## GIVEN DATA
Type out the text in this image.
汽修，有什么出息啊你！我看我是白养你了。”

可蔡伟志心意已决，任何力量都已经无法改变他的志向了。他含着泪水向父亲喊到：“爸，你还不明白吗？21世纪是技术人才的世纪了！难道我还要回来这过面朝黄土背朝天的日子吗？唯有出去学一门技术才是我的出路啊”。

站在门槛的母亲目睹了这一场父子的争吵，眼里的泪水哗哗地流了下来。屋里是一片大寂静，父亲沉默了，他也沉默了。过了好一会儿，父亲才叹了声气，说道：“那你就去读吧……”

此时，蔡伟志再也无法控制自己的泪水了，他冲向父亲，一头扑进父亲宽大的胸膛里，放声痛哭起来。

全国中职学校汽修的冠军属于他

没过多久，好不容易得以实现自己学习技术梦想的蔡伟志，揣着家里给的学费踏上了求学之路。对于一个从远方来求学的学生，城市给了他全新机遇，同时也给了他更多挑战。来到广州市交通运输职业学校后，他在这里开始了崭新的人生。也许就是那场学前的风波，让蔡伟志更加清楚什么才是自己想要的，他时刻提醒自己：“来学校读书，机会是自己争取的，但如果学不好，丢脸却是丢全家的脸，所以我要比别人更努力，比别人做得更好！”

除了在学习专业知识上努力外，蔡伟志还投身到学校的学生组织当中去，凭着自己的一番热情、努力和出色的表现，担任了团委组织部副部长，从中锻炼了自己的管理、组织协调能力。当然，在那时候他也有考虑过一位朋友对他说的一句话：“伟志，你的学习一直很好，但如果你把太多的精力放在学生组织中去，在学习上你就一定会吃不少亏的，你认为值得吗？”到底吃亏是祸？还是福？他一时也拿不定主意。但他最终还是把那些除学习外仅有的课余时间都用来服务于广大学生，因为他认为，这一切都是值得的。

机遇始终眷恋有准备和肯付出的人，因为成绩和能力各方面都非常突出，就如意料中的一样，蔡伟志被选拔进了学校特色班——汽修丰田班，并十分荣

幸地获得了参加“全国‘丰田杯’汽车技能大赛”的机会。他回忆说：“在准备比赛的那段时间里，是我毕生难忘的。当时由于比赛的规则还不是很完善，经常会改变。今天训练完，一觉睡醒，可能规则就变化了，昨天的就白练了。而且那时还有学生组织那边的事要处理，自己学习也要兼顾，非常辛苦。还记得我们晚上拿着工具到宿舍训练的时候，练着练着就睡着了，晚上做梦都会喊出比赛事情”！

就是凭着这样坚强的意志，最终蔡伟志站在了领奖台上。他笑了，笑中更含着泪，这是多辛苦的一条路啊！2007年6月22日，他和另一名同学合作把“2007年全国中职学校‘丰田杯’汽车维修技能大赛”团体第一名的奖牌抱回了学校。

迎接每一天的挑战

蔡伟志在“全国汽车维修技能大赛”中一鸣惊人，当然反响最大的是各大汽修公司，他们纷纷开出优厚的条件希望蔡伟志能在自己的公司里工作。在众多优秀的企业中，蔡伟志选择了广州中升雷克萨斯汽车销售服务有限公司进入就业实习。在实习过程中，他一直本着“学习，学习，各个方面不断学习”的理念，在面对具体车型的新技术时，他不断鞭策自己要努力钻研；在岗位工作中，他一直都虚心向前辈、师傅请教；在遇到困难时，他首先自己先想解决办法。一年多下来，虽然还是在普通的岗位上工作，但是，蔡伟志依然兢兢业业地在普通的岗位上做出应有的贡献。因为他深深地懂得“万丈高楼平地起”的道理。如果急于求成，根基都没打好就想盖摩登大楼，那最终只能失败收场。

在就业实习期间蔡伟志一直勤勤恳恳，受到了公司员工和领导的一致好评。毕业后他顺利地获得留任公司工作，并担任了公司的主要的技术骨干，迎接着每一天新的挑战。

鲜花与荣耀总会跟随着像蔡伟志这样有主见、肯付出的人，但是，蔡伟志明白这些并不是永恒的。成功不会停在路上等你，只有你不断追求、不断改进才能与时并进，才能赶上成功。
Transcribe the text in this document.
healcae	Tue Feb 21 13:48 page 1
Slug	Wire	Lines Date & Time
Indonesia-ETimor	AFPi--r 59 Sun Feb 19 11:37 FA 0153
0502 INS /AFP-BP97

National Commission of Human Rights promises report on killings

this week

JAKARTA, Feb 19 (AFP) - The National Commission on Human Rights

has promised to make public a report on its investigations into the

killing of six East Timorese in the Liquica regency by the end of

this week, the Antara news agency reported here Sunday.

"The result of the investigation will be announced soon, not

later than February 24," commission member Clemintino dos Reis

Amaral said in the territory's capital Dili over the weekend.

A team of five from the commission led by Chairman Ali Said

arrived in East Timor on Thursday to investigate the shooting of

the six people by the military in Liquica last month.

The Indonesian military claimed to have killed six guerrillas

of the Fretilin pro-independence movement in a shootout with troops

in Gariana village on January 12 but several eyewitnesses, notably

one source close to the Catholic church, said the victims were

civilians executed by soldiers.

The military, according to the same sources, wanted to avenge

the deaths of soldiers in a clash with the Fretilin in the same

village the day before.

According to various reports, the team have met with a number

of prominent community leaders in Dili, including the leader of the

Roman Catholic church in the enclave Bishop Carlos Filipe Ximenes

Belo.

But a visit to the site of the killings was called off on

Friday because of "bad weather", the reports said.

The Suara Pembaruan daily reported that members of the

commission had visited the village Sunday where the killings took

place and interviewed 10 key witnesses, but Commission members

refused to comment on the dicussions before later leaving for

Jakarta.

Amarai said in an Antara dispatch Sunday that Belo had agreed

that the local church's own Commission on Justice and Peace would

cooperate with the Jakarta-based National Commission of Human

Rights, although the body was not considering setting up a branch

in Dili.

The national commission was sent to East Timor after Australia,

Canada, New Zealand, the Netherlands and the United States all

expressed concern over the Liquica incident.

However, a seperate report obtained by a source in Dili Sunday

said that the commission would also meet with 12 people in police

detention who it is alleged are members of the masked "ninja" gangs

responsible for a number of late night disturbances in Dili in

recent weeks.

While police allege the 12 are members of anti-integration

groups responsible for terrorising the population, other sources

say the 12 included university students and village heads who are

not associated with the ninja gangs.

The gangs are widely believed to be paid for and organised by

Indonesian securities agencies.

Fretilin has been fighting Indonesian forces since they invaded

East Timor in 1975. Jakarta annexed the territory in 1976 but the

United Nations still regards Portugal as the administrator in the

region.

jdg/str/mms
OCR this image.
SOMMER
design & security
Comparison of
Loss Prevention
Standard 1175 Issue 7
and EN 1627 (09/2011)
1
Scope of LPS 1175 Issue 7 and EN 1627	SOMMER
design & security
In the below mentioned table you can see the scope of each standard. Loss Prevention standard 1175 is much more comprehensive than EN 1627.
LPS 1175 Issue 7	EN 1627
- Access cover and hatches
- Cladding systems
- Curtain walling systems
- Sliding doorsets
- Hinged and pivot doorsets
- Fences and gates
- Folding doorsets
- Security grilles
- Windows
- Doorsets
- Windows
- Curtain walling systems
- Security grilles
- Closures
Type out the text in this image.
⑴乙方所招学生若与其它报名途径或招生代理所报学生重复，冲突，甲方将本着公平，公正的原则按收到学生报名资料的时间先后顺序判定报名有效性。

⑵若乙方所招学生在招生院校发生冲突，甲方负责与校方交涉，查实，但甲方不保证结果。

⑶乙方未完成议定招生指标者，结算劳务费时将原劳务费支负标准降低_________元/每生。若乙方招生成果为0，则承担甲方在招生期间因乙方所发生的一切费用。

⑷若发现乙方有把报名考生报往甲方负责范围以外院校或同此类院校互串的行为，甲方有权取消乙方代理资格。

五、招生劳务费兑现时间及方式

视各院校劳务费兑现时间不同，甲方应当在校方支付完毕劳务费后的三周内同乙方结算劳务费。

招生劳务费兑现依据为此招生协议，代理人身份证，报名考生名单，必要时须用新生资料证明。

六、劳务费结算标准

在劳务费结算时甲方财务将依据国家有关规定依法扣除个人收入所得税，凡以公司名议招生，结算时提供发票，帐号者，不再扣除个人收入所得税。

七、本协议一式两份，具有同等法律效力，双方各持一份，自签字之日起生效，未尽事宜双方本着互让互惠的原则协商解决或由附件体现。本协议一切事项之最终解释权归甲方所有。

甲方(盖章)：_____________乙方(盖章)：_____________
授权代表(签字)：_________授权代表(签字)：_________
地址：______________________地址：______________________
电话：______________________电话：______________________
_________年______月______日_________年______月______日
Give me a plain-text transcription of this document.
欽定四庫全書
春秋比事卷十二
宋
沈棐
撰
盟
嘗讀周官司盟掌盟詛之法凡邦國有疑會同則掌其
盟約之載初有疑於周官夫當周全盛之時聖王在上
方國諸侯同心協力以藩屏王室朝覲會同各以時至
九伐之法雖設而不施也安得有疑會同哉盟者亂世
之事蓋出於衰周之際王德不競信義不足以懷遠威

## CHALLENGE
Your task is to collect every line above that contains the word "territory".

## CORRECT RESPONSE
Amaral said in the territory's capital Dili over the weekend.
East Timor in 1975. Jakarta annexed the territory in 1976 but the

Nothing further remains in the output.